### EXCERPTED DATA:
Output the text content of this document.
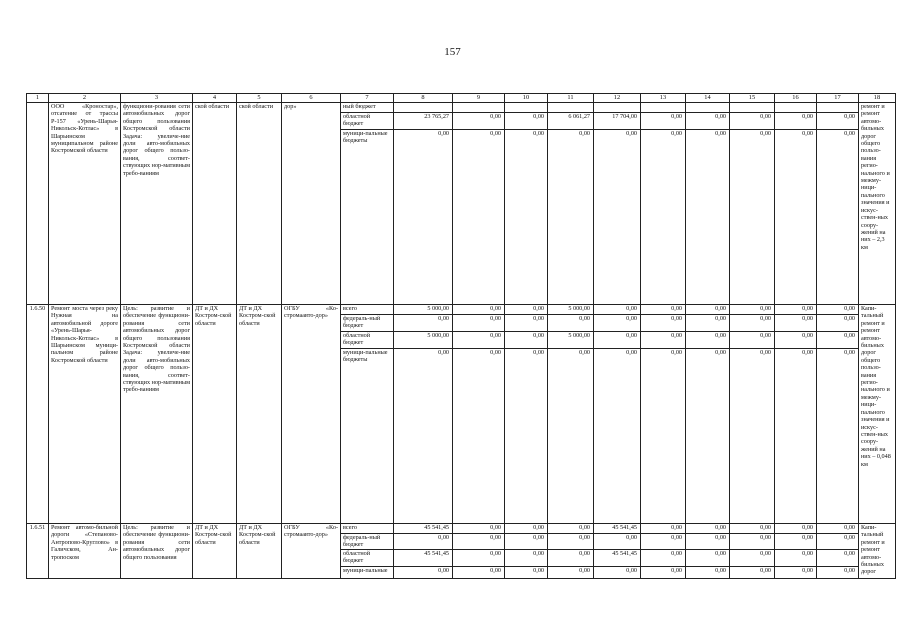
157
1	2	3	4	5	6	7	8	9	10	11	12	13	14	15	16	17	18
	ООО «Кроностар», отсатение от трассы Р-157 «Урень-Шарья-Никольск-Котлас» в Шарьинском муниципальном районе Костромской области	функциони-рования сети автомобильных дорог общего пользования Костромской области Задача: увеличе-ние доли авто-мобильных дорог общего пользо-вания, соответ-ствующих нор-мативным требо-ваниям	ской области	ской области	дор»	ный бюджет											ремонт и ремонт автомо-бильных дорог общего пользо-вания регио-нального и межму-ници-пального значения и искус-ствен-ных соору-жений на них – 2,3 км
						областной бюджет	23 765,27	0,00	0,00	6 061,27	17 704,00	0,00	0,00	0,00	0,00	0,00	
						муници-пальные бюджеты	0,00	0,00	0,00	0,00	0,00	0,00	0,00	0,00	0,00	0,00	
1.6.50	Ремонт моста через реку Нужная на автомобильной дороге «Урень-Шарья-Никольск-Котлас» в Шарьинском муници-пальном районе Костромской области	Цель: развитие и обеспечение функциони-рования сети автомобильных дорог общего пользования Костромской области Задача: увеличе-ние доли авто-мобильных дорог общего пользо-вания, соответ-ствующих нор-мативным требо-ваниям	ДТ и ДХ Костром-ской области	ДТ и ДХ Костром-ской области	ОГБУ «Ко-стромаавто-дор»	всего	5 000,00	0,00	0,00	5 000,00	0,00	0,00	0,00	0,00	0,00	0,00	Капи-тальный ремонт и ремонт автомо-бильных дорог общего пользо-вания регио-нального и межму-ници-пального значения и искус-ствен-ных соору-жений на них – 0,048 км
						федераль-ный бюджет	0,00	0,00	0,00	0,00	0,00	0,00	0,00	0,00	0,00	0,00	
						областной бюджет	5 000,00	0,00	0,00	5 000,00	0,00	0,00	0,00	0,00	0,00	0,00	
						муници-пальные бюджеты	0,00	0,00	0,00	0,00	0,00	0,00	0,00	0,00	0,00	0,00	
1.6.51	Ремонт автомо-бильной дороги «Степаново-Антропово-Круглово» в Галичском, Ан-тропоском	Цель: развитие и обеспечение функциони-рования сети автомобильных дорог общего пользования	ДТ и ДХ Костром-ской области	ДТ и ДХ Костром-ской области	ОГБУ «Ко-стромаавто-дор»	всего	45 541,45	0,00	0,00	0,00	45 541,45	0,00	0,00	0,00	0,00	0,00	Капи-тальный ремонт и ремонт автомо-бильных дорог
						федераль-ный бюджет	0,00	0,00	0,00	0,00	0,00	0,00	0,00	0,00	0,00	0,00	
						областной бюджет	45 541,45	0,00	0,00	0,00	45 541,45	0,00	0,00	0,00	0,00	0,00	
						муници-пальные	0,00	0,00	0,00	0,00	0,00	0,00	0,00	0,00	0,00	0,00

### EXERCISE:
Copy every line above word for word and exclude the pictures.

### TASK ANSWER:
Output the text content of this document.
157
1	2	3	4	5	6	7	8	9	10	11	12	13	14	15	16	17	18
	ООО «Кроностар», отсатение от трассы Р-157 «Урень-Шарья-Никольск-Котлас» в Шарьинском муниципальном районе Костромской области	функциони-рования сети автомобильных дорог общего пользования Костромской области Задача: увеличе-ние доли авто-мобильных дорог общего пользо-вания, соответ-ствующих нор-мативным требо-ваниям	ской области	ской области	дор»	ный бюджет											ремонт и ремонт автомо-бильных дорог общего пользо-вания регио-нального и межму-ници-пального значения и искус-ствен-ных соору-жений на них – 2,3 км
						областной бюджет	23 765,27	0,00	0,00	6 061,27	17 704,00	0,00	0,00	0,00	0,00	0,00	
						муници-пальные бюджеты	0,00	0,00	0,00	0,00	0,00	0,00	0,00	0,00	0,00	0,00	
1.6.50	Ремонт моста через реку Нужная на автомобильной дороге «Урень-Шарья-Никольск-Котлас» в Шарьинском муници-пальном районе Костромской области	Цель: развитие и обеспечение функциони-рования сети автомобильных дорог общего пользования Костромской области Задача: увеличе-ние доли авто-мобильных дорог общего пользо-вания, соответ-ствующих нор-мативным требо-ваниям	ДТ и ДХ Костром-ской области	ДТ и ДХ Костром-ской области	ОГБУ «Ко-стромаавто-дор»	всего	5 000,00	0,00	0,00	5 000,00	0,00	0,00	0,00	0,00	0,00	0,00	Капи-тальный ремонт и ремонт автомо-бильных дорог общего пользо-вания регио-нального и межму-ници-пального значения и искус-ствен-ных соору-жений на них – 0,048 км
						федераль-ный бюджет	0,00	0,00	0,00	0,00	0,00	0,00	0,00	0,00	0,00	0,00	
						областной бюджет	5 000,00	0,00	0,00	5 000,00	0,00	0,00	0,00	0,00	0,00	0,00	
						муници-пальные бюджеты	0,00	0,00	0,00	0,00	0,00	0,00	0,00	0,00	0,00	0,00	
1.6.51	Ремонт автомо-бильной дороги «Степаново-Антропово-Круглово» в Галичском, Ан-тропоском	Цель: развитие и обеспечение функциони-рования сети автомобильных дорог общего пользования	ДТ и ДХ Костром-ской области	ДТ и ДХ Костром-ской области	ОГБУ «Ко-стромаавто-дор»	всего	45 541,45	0,00	0,00	0,00	45 541,45	0,00	0,00	0,00	0,00	0,00	Капи-тальный ремонт и ремонт автомо-бильных дорог
						федераль-ный бюджет	0,00	0,00	0,00	0,00	0,00	0,00	0,00	0,00	0,00	0,00	
						областной бюджет	45 541,45	0,00	0,00	0,00	45 541,45	0,00	0,00	0,00	0,00	0,00	
						муници-пальные	0,00	0,00	0,00	0,00	0,00	0,00	0,00	0,00	0,00	0,00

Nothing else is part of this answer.